[What is asked] Reproduce the following material exactly, including every line.

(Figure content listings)
:::
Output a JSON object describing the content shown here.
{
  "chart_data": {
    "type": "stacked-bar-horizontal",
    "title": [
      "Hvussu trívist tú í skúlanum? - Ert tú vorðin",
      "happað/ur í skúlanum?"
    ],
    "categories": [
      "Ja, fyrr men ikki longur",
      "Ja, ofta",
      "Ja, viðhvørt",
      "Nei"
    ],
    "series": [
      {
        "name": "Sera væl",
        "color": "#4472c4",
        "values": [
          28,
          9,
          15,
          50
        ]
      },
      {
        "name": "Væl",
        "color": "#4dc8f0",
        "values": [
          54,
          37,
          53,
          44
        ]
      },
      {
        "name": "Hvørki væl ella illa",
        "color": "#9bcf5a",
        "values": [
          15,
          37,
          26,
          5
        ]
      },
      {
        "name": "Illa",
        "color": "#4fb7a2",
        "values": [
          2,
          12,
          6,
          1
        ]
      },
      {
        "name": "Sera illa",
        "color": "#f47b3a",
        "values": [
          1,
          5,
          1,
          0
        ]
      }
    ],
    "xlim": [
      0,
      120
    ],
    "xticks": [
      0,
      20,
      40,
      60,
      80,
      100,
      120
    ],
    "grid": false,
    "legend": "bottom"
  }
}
:::
[Response for this exercise]
Output a JSON object describing the content shown here.
{
  "chart_data": {
    "type": "stacked-bar-horizontal",
    "title": [
      "Hvussu trívist tú í skúlanum? - Ert tú vorðin",
      "happað/ur í skúlanum?"
    ],
    "categories": [
      "Ja, fyrr men ikki longur",
      "Ja, ofta",
      "Ja, viðhvørt",
      "Nei"
    ],
    "series": [
      {
        "name": "Sera væl",
        "color": "#4472c4",
        "values": [
          28,
          9,
          15,
          50
        ]
      },
      {
        "name": "Væl",
        "color": "#4dc8f0",
        "values": [
          54,
          37,
          53,
          44
        ]
      },
      {
        "name": "Hvørki væl ella illa",
        "color": "#9bcf5a",
        "values": [
          15,
          37,
          26,
          5
        ]
      },
      {
        "name": "Illa",
        "color": "#4fb7a2",
        "values": [
          2,
          12,
          6,
          1
        ]
      },
      {
        "name": "Sera illa",
        "color": "#f47b3a",
        "values": [
          1,
          5,
          1,
          0
        ]
      }
    ],
    "xlim": [
      0,
      120
    ],
    "xticks": [
      0,
      20,
      40,
      60,
      80,
      100,
      120
    ],
    "grid": false,
    "legend": "bottom"
  }
}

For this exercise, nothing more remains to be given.